(WHAT THE EXERCISE ASKS) Could you print every record below exactly as it appears?

════════════════════

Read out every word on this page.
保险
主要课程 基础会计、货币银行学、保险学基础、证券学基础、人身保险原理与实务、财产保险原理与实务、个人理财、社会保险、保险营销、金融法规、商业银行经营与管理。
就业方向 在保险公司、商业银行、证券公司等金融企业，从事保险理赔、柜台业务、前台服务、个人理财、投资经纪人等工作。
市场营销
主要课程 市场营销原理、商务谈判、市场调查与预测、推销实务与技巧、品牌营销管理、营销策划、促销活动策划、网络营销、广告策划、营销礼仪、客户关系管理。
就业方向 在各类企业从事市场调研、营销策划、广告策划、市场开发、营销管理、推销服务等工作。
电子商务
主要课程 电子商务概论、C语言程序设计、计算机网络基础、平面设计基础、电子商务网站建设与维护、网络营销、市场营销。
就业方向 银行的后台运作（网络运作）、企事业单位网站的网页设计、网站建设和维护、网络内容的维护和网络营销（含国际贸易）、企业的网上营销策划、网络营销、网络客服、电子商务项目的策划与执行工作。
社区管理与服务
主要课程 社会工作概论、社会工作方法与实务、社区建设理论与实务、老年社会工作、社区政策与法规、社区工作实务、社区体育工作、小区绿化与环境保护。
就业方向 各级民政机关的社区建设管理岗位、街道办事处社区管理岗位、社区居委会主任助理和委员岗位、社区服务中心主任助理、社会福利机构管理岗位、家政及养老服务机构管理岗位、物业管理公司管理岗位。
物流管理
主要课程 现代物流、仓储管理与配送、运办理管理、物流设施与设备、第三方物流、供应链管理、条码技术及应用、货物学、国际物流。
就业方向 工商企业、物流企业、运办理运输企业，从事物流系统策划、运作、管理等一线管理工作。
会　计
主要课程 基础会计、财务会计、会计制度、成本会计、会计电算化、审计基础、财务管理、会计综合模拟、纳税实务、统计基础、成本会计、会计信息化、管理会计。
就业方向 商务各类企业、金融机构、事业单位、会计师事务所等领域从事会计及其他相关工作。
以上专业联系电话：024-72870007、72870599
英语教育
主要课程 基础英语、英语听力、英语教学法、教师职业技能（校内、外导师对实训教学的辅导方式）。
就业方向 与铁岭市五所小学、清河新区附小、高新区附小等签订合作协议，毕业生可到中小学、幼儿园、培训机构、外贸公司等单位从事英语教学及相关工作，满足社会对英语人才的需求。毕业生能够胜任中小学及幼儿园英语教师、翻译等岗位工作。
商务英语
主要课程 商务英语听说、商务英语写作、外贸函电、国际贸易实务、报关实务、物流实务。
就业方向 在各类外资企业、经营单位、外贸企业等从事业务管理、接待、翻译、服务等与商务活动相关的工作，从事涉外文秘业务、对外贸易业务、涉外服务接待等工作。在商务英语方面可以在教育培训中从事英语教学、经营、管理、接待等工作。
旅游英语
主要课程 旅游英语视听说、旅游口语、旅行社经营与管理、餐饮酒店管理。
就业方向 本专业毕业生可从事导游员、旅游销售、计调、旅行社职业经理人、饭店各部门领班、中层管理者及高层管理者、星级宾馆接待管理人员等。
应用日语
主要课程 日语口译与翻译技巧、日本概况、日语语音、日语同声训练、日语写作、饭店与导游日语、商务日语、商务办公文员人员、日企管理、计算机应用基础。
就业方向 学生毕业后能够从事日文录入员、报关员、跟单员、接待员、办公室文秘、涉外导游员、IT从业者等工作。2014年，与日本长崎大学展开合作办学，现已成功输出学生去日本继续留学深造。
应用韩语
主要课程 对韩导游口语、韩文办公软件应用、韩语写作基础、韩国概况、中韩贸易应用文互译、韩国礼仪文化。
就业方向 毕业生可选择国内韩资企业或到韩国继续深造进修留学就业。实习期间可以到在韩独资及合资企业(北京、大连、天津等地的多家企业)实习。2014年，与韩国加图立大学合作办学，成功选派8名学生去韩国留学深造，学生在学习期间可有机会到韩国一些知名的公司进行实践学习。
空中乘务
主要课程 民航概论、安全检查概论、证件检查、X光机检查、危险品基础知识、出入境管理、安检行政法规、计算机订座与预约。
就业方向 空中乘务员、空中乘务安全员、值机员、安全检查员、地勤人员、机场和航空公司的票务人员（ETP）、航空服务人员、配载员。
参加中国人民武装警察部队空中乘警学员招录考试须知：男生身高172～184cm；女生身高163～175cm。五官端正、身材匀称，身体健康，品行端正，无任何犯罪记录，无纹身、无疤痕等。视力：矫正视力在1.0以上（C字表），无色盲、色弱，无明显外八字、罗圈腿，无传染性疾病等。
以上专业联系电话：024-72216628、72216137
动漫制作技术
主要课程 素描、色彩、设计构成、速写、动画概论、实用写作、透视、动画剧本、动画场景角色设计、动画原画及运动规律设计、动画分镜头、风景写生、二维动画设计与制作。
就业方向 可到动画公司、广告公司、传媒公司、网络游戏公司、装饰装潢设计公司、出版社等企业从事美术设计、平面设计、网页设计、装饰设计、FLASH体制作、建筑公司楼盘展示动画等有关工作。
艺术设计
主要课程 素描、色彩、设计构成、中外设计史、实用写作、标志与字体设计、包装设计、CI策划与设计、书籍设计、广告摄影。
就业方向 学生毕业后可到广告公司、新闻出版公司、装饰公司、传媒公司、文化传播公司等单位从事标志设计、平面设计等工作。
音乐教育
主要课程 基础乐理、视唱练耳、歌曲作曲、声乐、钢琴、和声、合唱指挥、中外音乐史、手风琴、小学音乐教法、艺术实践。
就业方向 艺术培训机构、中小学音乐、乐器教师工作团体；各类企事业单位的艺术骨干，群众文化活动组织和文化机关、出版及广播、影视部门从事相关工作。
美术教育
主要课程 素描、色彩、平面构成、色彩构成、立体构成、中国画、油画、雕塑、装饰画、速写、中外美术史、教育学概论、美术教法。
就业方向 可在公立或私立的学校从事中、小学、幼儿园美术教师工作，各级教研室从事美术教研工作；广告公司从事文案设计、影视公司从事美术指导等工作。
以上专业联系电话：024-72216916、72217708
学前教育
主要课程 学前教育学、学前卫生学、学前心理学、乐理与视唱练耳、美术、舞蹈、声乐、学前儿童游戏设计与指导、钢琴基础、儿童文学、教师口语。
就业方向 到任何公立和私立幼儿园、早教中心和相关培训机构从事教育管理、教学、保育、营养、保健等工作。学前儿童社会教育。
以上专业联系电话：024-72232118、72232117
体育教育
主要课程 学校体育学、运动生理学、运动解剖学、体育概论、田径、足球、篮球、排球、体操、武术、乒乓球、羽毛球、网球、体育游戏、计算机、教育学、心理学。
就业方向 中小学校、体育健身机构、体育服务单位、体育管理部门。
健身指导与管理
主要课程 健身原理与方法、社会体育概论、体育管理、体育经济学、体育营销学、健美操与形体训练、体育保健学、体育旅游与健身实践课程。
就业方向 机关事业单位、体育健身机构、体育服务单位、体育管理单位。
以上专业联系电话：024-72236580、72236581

════════════════════

(WRITTEN REPLY)
Read out every word on this page.
保险
主要课程 基础会计、货币银行学、保险学基础、证券学基础、人身保险原理与实务、财产保险原理与实务、个人理财、社会保险、保险营销、金融法规、商业银行经营与管理。
就业方向 在保险公司、商业银行、证券公司等金融企业，从事保险理赔、柜台业务、前台服务、个人理财、投资经纪人等工作。
市场营销
主要课程 市场营销原理、商务谈判、市场调查与预测、推销实务与技巧、品牌营销管理、营销策划、促销活动策划、网络营销、广告策划、营销礼仪、客户关系管理。
就业方向 在各类企业从事市场调研、营销策划、广告策划、市场开发、营销管理、推销服务等工作。
电子商务
主要课程 电子商务概论、C语言程序设计、计算机网络基础、平面设计基础、电子商务网站建设与维护、网络营销、市场营销。
就业方向 银行的后台运作（网络运作）、企事业单位网站的网页设计、网站建设和维护、网络内容的维护和网络营销（含国际贸易）、企业的网上营销策划、网络营销、网络客服、电子商务项目的策划与执行工作。
社区管理与服务
主要课程 社会工作概论、社会工作方法与实务、社区建设理论与实务、老年社会工作、社区政策与法规、社区工作实务、社区体育工作、小区绿化与环境保护。
就业方向 各级民政机关的社区建设管理岗位、街道办事处社区管理岗位、社区居委会主任助理和委员岗位、社区服务中心主任助理、社会福利机构管理岗位、家政及养老服务机构管理岗位、物业管理公司管理岗位。
物流管理
主要课程 现代物流、仓储管理与配送、运办理管理、物流设施与设备、第三方物流、供应链管理、条码技术及应用、货物学、国际物流。
就业方向 工商企业、物流企业、运办理运输企业，从事物流系统策划、运作、管理等一线管理工作。
会　计
主要课程 基础会计、财务会计、会计制度、成本会计、会计电算化、审计基础、财务管理、会计综合模拟、纳税实务、统计基础、成本会计、会计信息化、管理会计。
就业方向 商务各类企业、金融机构、事业单位、会计师事务所等领域从事会计及其他相关工作。
以上专业联系电话：024-72870007、72870599
英语教育
主要课程 基础英语、英语听力、英语教学法、教师职业技能（校内、外导师对实训教学的辅导方式）。
就业方向 与铁岭市五所小学、清河新区附小、高新区附小等签订合作协议，毕业生可到中小学、幼儿园、培训机构、外贸公司等单位从事英语教学及相关工作，满足社会对英语人才的需求。毕业生能够胜任中小学及幼儿园英语教师、翻译等岗位工作。
商务英语
主要课程 商务英语听说、商务英语写作、外贸函电、国际贸易实务、报关实务、物流实务。
就业方向 在各类外资企业、经营单位、外贸企业等从事业务管理、接待、翻译、服务等与商务活动相关的工作，从事涉外文秘业务、对外贸易业务、涉外服务接待等工作。在商务英语方面可以在教育培训中从事英语教学、经营、管理、接待等工作。
旅游英语
主要课程 旅游英语视听说、旅游口语、旅行社经营与管理、餐饮酒店管理。
就业方向 本专业毕业生可从事导游员、旅游销售、计调、旅行社职业经理人、饭店各部门领班、中层管理者及高层管理者、星级宾馆接待管理人员等。
应用日语
主要课程 日语口译与翻译技巧、日本概况、日语语音、日语同声训练、日语写作、饭店与导游日语、商务日语、商务办公文员人员、日企管理、计算机应用基础。
就业方向 学生毕业后能够从事日文录入员、报关员、跟单员、接待员、办公室文秘、涉外导游员、IT从业者等工作。2014年，与日本长崎大学展开合作办学，现已成功输出学生去日本继续留学深造。
应用韩语
主要课程 对韩导游口语、韩文办公软件应用、韩语写作基础、韩国概况、中韩贸易应用文互译、韩国礼仪文化。
就业方向 毕业生可选择国内韩资企业或到韩国继续深造进修留学就业。实习期间可以到在韩独资及合资企业(北京、大连、天津等地的多家企业)实习。2014年，与韩国加图立大学合作办学，成功选派8名学生去韩国留学深造，学生在学习期间可有机会到韩国一些知名的公司进行实践学习。
空中乘务
主要课程 民航概论、安全检查概论、证件检查、X光机检查、危险品基础知识、出入境管理、安检行政法规、计算机订座与预约。
就业方向 空中乘务员、空中乘务安全员、值机员、安全检查员、地勤人员、机场和航空公司的票务人员（ETP）、航空服务人员、配载员。
参加中国人民武装警察部队空中乘警学员招录考试须知：男生身高172～184cm；女生身高163～175cm。五官端正、身材匀称，身体健康，品行端正，无任何犯罪记录，无纹身、无疤痕等。视力：矫正视力在1.0以上（C字表），无色盲、色弱，无明显外八字、罗圈腿，无传染性疾病等。
以上专业联系电话：024-72216628、72216137
动漫制作技术
主要课程 素描、色彩、设计构成、速写、动画概论、实用写作、透视、动画剧本、动画场景角色设计、动画原画及运动规律设计、动画分镜头、风景写生、二维动画设计与制作。
就业方向 可到动画公司、广告公司、传媒公司、网络游戏公司、装饰装潢设计公司、出版社等企业从事美术设计、平面设计、网页设计、装饰设计、FLASH体制作、建筑公司楼盘展示动画等有关工作。
艺术设计
主要课程 素描、色彩、设计构成、中外设计史、实用写作、标志与字体设计、包装设计、CI策划与设计、书籍设计、广告摄影。
就业方向 学生毕业后可到广告公司、新闻出版公司、装饰公司、传媒公司、文化传播公司等单位从事标志设计、平面设计等工作。
音乐教育
主要课程 基础乐理、视唱练耳、歌曲作曲、声乐、钢琴、和声、合唱指挥、中外音乐史、手风琴、小学音乐教法、艺术实践。
就业方向 艺术培训机构、中小学音乐、乐器教师工作团体；各类企事业单位的艺术骨干，群众文化活动组织和文化机关、出版及广播、影视部门从事相关工作。
美术教育
主要课程 素描、色彩、平面构成、色彩构成、立体构成、中国画、油画、雕塑、装饰画、速写、中外美术史、教育学概论、美术教法。
就业方向 可在公立或私立的学校从事中、小学、幼儿园美术教师工作，各级教研室从事美术教研工作；广告公司从事文案设计、影视公司从事美术指导等工作。
以上专业联系电话：024-72216916、72217708
学前教育
主要课程 学前教育学、学前卫生学、学前心理学、乐理与视唱练耳、美术、舞蹈、声乐、学前儿童游戏设计与指导、钢琴基础、儿童文学、教师口语。
就业方向 到任何公立和私立幼儿园、早教中心和相关培训机构从事教育管理、教学、保育、营养、保健等工作。学前儿童社会教育。
以上专业联系电话：024-72232118、72232117
体育教育
主要课程 学校体育学、运动生理学、运动解剖学、体育概论、田径、足球、篮球、排球、体操、武术、乒乓球、羽毛球、网球、体育游戏、计算机、教育学、心理学。
就业方向 中小学校、体育健身机构、体育服务单位、体育管理部门。
健身指导与管理
主要课程 健身原理与方法、社会体育概论、体育管理、体育经济学、体育营销学、健美操与形体训练、体育保健学、体育旅游与健身实践课程。
就业方向 机关事业单位、体育健身机构、体育服务单位、体育管理单位。
以上专业联系电话：024-72236580、72236581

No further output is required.